----- Dataset entries -----

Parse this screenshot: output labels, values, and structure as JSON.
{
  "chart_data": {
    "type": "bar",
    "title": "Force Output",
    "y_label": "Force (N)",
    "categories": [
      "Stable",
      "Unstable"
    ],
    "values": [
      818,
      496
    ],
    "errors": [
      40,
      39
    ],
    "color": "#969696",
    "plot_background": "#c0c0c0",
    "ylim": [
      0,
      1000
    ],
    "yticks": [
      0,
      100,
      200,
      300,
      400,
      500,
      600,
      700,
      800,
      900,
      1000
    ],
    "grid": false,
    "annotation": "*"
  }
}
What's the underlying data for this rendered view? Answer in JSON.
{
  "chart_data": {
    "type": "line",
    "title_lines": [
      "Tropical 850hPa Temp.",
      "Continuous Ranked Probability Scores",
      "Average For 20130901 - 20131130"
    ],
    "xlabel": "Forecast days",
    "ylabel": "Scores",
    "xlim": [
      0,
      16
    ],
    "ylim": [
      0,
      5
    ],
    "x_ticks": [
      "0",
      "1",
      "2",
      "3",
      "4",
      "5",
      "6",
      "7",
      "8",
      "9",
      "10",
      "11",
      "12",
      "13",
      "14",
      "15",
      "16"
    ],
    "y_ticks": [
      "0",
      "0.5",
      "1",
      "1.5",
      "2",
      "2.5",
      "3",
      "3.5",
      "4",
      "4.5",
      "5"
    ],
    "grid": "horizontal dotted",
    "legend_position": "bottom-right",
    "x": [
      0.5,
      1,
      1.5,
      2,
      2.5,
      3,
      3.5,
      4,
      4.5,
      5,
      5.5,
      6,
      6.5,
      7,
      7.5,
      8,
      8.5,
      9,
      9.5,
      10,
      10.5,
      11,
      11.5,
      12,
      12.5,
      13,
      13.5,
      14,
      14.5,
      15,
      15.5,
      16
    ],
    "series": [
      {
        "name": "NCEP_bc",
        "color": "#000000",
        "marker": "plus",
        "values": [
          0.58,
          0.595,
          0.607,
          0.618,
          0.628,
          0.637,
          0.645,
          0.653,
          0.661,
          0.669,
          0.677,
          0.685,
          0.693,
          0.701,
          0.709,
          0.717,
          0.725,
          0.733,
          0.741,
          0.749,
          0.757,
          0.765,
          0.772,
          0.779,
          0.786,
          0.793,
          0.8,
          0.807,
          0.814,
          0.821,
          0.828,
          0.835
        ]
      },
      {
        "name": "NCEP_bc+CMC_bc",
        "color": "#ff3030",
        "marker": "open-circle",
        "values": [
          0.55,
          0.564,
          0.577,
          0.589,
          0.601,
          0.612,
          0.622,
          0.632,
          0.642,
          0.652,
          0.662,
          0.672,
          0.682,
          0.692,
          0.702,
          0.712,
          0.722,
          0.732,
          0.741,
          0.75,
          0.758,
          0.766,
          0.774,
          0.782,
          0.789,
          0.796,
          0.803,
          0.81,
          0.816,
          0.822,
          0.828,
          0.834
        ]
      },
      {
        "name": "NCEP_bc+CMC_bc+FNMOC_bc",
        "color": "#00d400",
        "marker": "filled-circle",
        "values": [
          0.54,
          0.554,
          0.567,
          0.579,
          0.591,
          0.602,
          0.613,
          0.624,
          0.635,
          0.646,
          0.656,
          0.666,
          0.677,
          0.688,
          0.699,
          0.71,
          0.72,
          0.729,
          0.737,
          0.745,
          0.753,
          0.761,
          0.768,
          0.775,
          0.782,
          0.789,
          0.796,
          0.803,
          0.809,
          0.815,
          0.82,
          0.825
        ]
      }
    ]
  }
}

-----

**Stated goal:** Transcribe the data above in full, exactly.

**Reply:**
Parse this screenshot: output labels, values, and structure as JSON.
{
  "chart_data": {
    "type": "bar",
    "title": "Force Output",
    "y_label": "Force (N)",
    "categories": [
      "Stable",
      "Unstable"
    ],
    "values": [
      818,
      496
    ],
    "errors": [
      40,
      39
    ],
    "color": "#969696",
    "plot_background": "#c0c0c0",
    "ylim": [
      0,
      1000
    ],
    "yticks": [
      0,
      100,
      200,
      300,
      400,
      500,
      600,
      700,
      800,
      900,
      1000
    ],
    "grid": false,
    "annotation": "*"
  }
}
What's the underlying data for this rendered view? Answer in JSON.
{
  "chart_data": {
    "type": "line",
    "title_lines": [
      "Tropical 850hPa Temp.",
      "Continuous Ranked Probability Scores",
      "Average For 20130901 - 20131130"
    ],
    "xlabel": "Forecast days",
    "ylabel": "Scores",
    "xlim": [
      0,
      16
    ],
    "ylim": [
      0,
      5
    ],
    "x_ticks": [
      "0",
      "1",
      "2",
      "3",
      "4",
      "5",
      "6",
      "7",
      "8",
      "9",
      "10",
      "11",
      "12",
      "13",
      "14",
      "15",
      "16"
    ],
    "y_ticks": [
      "0",
      "0.5",
      "1",
      "1.5",
      "2",
      "2.5",
      "3",
      "3.5",
      "4",
      "4.5",
      "5"
    ],
    "grid": "horizontal dotted",
    "legend_position": "bottom-right",
    "x": [
      0.5,
      1,
      1.5,
      2,
      2.5,
      3,
      3.5,
      4,
      4.5,
      5,
      5.5,
      6,
      6.5,
      7,
      7.5,
      8,
      8.5,
      9,
      9.5,
      10,
      10.5,
      11,
      11.5,
      12,
      12.5,
      13,
      13.5,
      14,
      14.5,
      15,
      15.5,
      16
    ],
    "series": [
      {
        "name": "NCEP_bc",
        "color": "#000000",
        "marker": "plus",
        "values": [
          0.58,
          0.595,
          0.607,
          0.618,
          0.628,
          0.637,
          0.645,
          0.653,
          0.661,
          0.669,
          0.677,
          0.685,
          0.693,
          0.701,
          0.709,
          0.717,
          0.725,
          0.733,
          0.741,
          0.749,
          0.757,
          0.765,
          0.772,
          0.779,
          0.786,
          0.793,
          0.8,
          0.807,
          0.814,
          0.821,
          0.828,
          0.835
        ]
      },
      {
        "name": "NCEP_bc+CMC_bc",
        "color": "#ff3030",
        "marker": "open-circle",
        "values": [
          0.55,
          0.564,
          0.577,
          0.589,
          0.601,
          0.612,
          0.622,
          0.632,
          0.642,
          0.652,
          0.662,
          0.672,
          0.682,
          0.692,
          0.702,
          0.712,
          0.722,
          0.732,
          0.741,
          0.75,
          0.758,
          0.766,
          0.774,
          0.782,
          0.789,
          0.796,
          0.803,
          0.81,
          0.816,
          0.822,
          0.828,
          0.834
        ]
      },
      {
        "name": "NCEP_bc+CMC_bc+FNMOC_bc",
        "color": "#00d400",
        "marker": "filled-circle",
        "values": [
          0.54,
          0.554,
          0.567,
          0.579,
          0.591,
          0.602,
          0.613,
          0.624,
          0.635,
          0.646,
          0.656,
          0.666,
          0.677,
          0.688,
          0.699,
          0.71,
          0.72,
          0.729,
          0.737,
          0.745,
          0.753,
          0.761,
          0.768,
          0.775,
          0.782,
          0.789,
          0.796,
          0.803,
          0.809,
          0.815,
          0.82,
          0.825
        ]
      }
    ]
  }
}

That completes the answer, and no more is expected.